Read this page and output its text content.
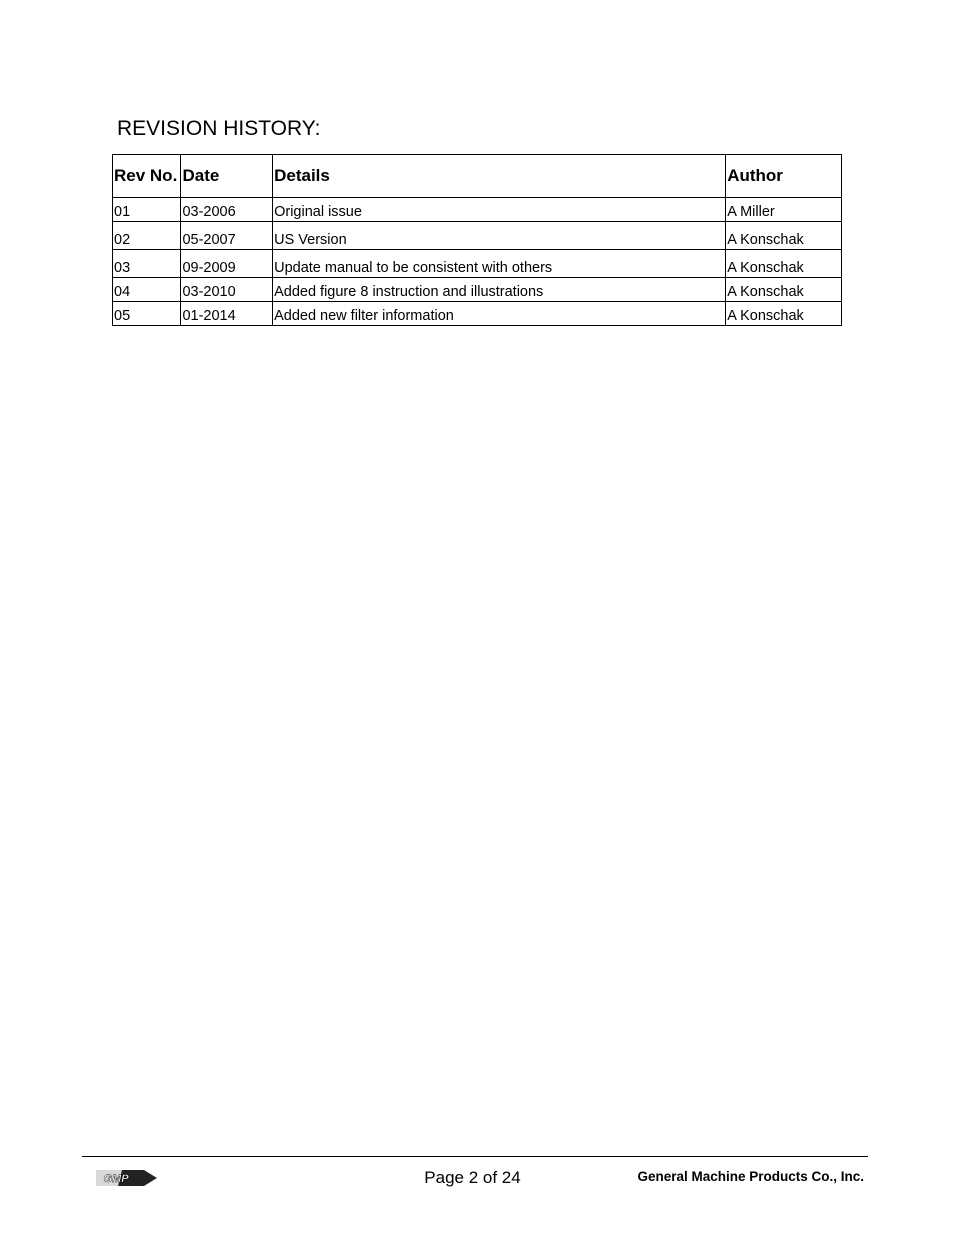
REVISION HISTORY:
Rev No.	Date	Details	Author
01	03-2006	Original issue	A Miller
02	05-2007	US Version	A Konschak
03	09-2009	Update manual to be consistent with others	A Konschak
04	03-2010	Added figure 8 instruction and illustrations	A Konschak
05	01-2014	Added new filter information	A Konschak
GMP	Page 2 of 24	General Machine Products Co., Inc.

++++++

**Task statement**: From the material above, copy everything exactly but the pictures.

**Output below**:
Read this page and output its text content.
REVISION HISTORY:
Rev No.	Date	Details	Author
01	03-2006	Original issue	A Miller
02	05-2007	US Version	A Konschak
03	09-2009	Update manual to be consistent with others	A Konschak
04	03-2010	Added figure 8 instruction and illustrations	A Konschak
05	01-2014	Added new filter information	A Konschak
GMP	Page 2 of 24	General Machine Products Co., Inc.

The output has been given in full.